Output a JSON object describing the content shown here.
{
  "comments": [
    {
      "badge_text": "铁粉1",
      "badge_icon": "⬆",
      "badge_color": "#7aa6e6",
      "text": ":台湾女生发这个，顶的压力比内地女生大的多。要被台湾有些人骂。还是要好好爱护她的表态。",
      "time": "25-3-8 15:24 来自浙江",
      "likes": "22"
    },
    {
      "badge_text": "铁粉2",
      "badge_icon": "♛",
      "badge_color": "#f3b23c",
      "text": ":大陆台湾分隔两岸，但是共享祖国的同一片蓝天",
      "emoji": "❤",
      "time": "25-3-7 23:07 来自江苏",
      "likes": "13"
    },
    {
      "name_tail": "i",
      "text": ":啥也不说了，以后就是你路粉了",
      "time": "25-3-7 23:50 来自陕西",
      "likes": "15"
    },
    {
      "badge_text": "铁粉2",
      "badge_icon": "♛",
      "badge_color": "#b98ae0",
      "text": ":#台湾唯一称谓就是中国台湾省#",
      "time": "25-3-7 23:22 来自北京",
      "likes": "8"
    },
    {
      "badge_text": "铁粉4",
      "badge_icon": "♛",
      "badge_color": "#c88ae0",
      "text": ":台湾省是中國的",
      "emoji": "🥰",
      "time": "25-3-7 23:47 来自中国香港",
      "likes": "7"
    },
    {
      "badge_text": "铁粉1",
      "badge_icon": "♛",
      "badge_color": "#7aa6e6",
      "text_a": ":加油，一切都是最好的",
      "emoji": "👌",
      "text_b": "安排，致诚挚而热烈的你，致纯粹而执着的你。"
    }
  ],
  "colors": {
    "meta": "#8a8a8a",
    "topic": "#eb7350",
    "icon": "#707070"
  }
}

● YOUR INSTRUCTIONS
Please restate the whole listing word for word.

● ANSWER TO THE PROBLEM
Output a JSON object describing the content shown here.
{
  "comments": [
    {
      "badge_text": "铁粉1",
      "badge_icon": "⬆",
      "badge_color": "#7aa6e6",
      "text": ":台湾女生发这个，顶的压力比内地女生大的多。要被台湾有些人骂。还是要好好爱护她的表态。",
      "time": "25-3-8 15:24 来自浙江",
      "likes": "22"
    },
    {
      "badge_text": "铁粉2",
      "badge_icon": "♛",
      "badge_color": "#f3b23c",
      "text": ":大陆台湾分隔两岸，但是共享祖国的同一片蓝天",
      "emoji": "❤",
      "time": "25-3-7 23:07 来自江苏",
      "likes": "13"
    },
    {
      "name_tail": "i",
      "text": ":啥也不说了，以后就是你路粉了",
      "time": "25-3-7 23:50 来自陕西",
      "likes": "15"
    },
    {
      "badge_text": "铁粉2",
      "badge_icon": "♛",
      "badge_color": "#b98ae0",
      "text": ":#台湾唯一称谓就是中国台湾省#",
      "time": "25-3-7 23:22 来自北京",
      "likes": "8"
    },
    {
      "badge_text": "铁粉4",
      "badge_icon": "♛",
      "badge_color": "#c88ae0",
      "text": ":台湾省是中國的",
      "emoji": "🥰",
      "time": "25-3-7 23:47 来自中国香港",
      "likes": "7"
    },
    {
      "badge_text": "铁粉1",
      "badge_icon": "♛",
      "badge_color": "#7aa6e6",
      "text_a": ":加油，一切都是最好的",
      "emoji": "👌",
      "text_b": "安排，致诚挚而热烈的你，致纯粹而执着的你。"
    }
  ],
  "colors": {
    "meta": "#8a8a8a",
    "topic": "#eb7350",
    "icon": "#707070"
  }
}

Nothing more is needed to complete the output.